* Goal
Below is some material; transcribe all of it exactly.

# start of Raw records

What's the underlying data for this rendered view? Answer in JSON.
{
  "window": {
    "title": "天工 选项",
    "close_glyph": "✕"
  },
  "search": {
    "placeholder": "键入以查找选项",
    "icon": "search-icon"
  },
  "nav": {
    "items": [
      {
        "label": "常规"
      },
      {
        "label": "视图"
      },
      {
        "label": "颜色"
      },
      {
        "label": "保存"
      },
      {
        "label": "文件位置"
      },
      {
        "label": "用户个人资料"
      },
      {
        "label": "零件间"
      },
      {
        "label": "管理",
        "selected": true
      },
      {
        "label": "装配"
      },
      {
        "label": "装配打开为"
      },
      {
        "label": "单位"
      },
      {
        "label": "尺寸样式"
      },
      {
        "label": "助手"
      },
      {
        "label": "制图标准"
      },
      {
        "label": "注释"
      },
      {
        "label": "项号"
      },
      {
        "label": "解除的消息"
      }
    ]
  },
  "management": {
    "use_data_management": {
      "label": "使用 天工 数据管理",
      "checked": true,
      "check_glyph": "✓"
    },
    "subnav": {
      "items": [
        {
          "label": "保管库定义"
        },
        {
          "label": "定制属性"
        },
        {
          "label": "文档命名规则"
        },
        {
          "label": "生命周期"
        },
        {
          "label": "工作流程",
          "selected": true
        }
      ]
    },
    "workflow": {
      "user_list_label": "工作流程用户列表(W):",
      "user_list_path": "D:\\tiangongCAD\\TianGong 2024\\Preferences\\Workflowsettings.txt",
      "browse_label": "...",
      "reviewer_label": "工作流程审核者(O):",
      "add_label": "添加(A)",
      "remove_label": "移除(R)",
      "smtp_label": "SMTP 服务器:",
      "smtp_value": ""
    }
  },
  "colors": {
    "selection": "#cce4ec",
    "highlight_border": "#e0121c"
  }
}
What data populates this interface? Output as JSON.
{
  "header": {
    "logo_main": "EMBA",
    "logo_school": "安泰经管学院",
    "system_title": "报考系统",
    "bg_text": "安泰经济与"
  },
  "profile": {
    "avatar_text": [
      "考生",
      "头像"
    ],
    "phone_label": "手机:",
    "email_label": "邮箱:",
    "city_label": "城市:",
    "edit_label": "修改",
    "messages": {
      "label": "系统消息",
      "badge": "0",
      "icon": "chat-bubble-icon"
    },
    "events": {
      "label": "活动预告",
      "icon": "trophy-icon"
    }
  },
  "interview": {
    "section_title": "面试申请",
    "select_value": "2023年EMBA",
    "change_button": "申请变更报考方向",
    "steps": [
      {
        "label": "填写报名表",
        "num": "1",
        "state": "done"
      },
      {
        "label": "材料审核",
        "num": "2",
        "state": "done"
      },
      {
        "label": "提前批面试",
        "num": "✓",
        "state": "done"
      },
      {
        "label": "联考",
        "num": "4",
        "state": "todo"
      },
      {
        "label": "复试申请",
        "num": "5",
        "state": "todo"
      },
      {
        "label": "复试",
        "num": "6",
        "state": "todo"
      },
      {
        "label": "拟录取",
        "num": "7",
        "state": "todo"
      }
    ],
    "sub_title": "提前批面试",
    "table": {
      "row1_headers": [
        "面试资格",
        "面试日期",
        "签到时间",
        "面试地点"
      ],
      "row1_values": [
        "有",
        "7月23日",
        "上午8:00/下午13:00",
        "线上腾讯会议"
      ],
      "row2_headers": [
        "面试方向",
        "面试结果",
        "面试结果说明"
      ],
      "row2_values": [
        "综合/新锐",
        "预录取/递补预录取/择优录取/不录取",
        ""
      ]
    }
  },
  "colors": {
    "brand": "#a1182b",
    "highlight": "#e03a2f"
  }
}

# end of Raw records

* Result below
What's the underlying data for this rendered view? Answer in JSON.
{
  "window": {
    "title": "天工 选项",
    "close_glyph": "✕"
  },
  "search": {
    "placeholder": "键入以查找选项",
    "icon": "search-icon"
  },
  "nav": {
    "items": [
      {
        "label": "常规"
      },
      {
        "label": "视图"
      },
      {
        "label": "颜色"
      },
      {
        "label": "保存"
      },
      {
        "label": "文件位置"
      },
      {
        "label": "用户个人资料"
      },
      {
        "label": "零件间"
      },
      {
        "label": "管理",
        "selected": true
      },
      {
        "label": "装配"
      },
      {
        "label": "装配打开为"
      },
      {
        "label": "单位"
      },
      {
        "label": "尺寸样式"
      },
      {
        "label": "助手"
      },
      {
        "label": "制图标准"
      },
      {
        "label": "注释"
      },
      {
        "label": "项号"
      },
      {
        "label": "解除的消息"
      }
    ]
  },
  "management": {
    "use_data_management": {
      "label": "使用 天工 数据管理",
      "checked": true,
      "check_glyph": "✓"
    },
    "subnav": {
      "items": [
        {
          "label": "保管库定义"
        },
        {
          "label": "定制属性"
        },
        {
          "label": "文档命名规则"
        },
        {
          "label": "生命周期"
        },
        {
          "label": "工作流程",
          "selected": true
        }
      ]
    },
    "workflow": {
      "user_list_label": "工作流程用户列表(W):",
      "user_list_path": "D:\\tiangongCAD\\TianGong 2024\\Preferences\\Workflowsettings.txt",
      "browse_label": "...",
      "reviewer_label": "工作流程审核者(O):",
      "add_label": "添加(A)",
      "remove_label": "移除(R)",
      "smtp_label": "SMTP 服务器:",
      "smtp_value": ""
    }
  },
  "colors": {
    "selection": "#cce4ec",
    "highlight_border": "#e0121c"
  }
}
What data populates this interface? Output as JSON.
{
  "header": {
    "logo_main": "EMBA",
    "logo_school": "安泰经管学院",
    "system_title": "报考系统",
    "bg_text": "安泰经济与"
  },
  "profile": {
    "avatar_text": [
      "考生",
      "头像"
    ],
    "phone_label": "手机:",
    "email_label": "邮箱:",
    "city_label": "城市:",
    "edit_label": "修改",
    "messages": {
      "label": "系统消息",
      "badge": "0",
      "icon": "chat-bubble-icon"
    },
    "events": {
      "label": "活动预告",
      "icon": "trophy-icon"
    }
  },
  "interview": {
    "section_title": "面试申请",
    "select_value": "2023年EMBA",
    "change_button": "申请变更报考方向",
    "steps": [
      {
        "label": "填写报名表",
        "num": "1",
        "state": "done"
      },
      {
        "label": "材料审核",
        "num": "2",
        "state": "done"
      },
      {
        "label": "提前批面试",
        "num": "✓",
        "state": "done"
      },
      {
        "label": "联考",
        "num": "4",
        "state": "todo"
      },
      {
        "label": "复试申请",
        "num": "5",
        "state": "todo"
      },
      {
        "label": "复试",
        "num": "6",
        "state": "todo"
      },
      {
        "label": "拟录取",
        "num": "7",
        "state": "todo"
      }
    ],
    "sub_title": "提前批面试",
    "table": {
      "row1_headers": [
        "面试资格",
        "面试日期",
        "签到时间",
        "面试地点"
      ],
      "row1_values": [
        "有",
        "7月23日",
        "上午8:00/下午13:00",
        "线上腾讯会议"
      ],
      "row2_headers": [
        "面试方向",
        "面试结果",
        "面试结果说明"
      ],
      "row2_values": [
        "综合/新锐",
        "预录取/递补预录取/择优录取/不录取",
        ""
      ]
    }
  },
  "colors": {
    "brand": "#a1182b",
    "highlight": "#e03a2f"
  }
}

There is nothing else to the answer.